§ **Data entries for graphics**
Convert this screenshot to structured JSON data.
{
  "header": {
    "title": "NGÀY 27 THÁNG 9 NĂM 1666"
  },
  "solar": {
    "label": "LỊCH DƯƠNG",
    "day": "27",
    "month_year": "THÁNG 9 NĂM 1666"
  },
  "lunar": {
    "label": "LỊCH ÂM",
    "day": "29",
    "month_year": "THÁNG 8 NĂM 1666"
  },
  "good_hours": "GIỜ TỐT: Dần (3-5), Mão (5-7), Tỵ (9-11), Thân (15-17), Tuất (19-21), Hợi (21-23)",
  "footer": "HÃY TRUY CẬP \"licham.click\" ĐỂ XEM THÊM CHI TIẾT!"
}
---
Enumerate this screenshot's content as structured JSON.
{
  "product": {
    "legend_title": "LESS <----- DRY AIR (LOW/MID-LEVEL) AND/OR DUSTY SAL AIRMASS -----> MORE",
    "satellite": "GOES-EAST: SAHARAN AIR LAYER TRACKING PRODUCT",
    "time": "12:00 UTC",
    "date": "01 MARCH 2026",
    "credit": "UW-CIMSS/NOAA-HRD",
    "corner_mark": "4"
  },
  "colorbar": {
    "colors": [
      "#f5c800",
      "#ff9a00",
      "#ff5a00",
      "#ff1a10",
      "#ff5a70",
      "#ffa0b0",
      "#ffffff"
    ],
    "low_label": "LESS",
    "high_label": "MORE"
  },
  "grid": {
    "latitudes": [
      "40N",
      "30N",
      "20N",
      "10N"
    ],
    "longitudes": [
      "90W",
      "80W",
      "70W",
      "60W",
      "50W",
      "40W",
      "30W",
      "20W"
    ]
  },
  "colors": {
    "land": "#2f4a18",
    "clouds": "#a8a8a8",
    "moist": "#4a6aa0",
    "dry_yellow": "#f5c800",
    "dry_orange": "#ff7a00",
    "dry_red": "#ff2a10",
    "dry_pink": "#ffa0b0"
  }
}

§ **Work to do**
Count the lines in the records above that hold the word "LESS", and give only that number.

§ **The response**
2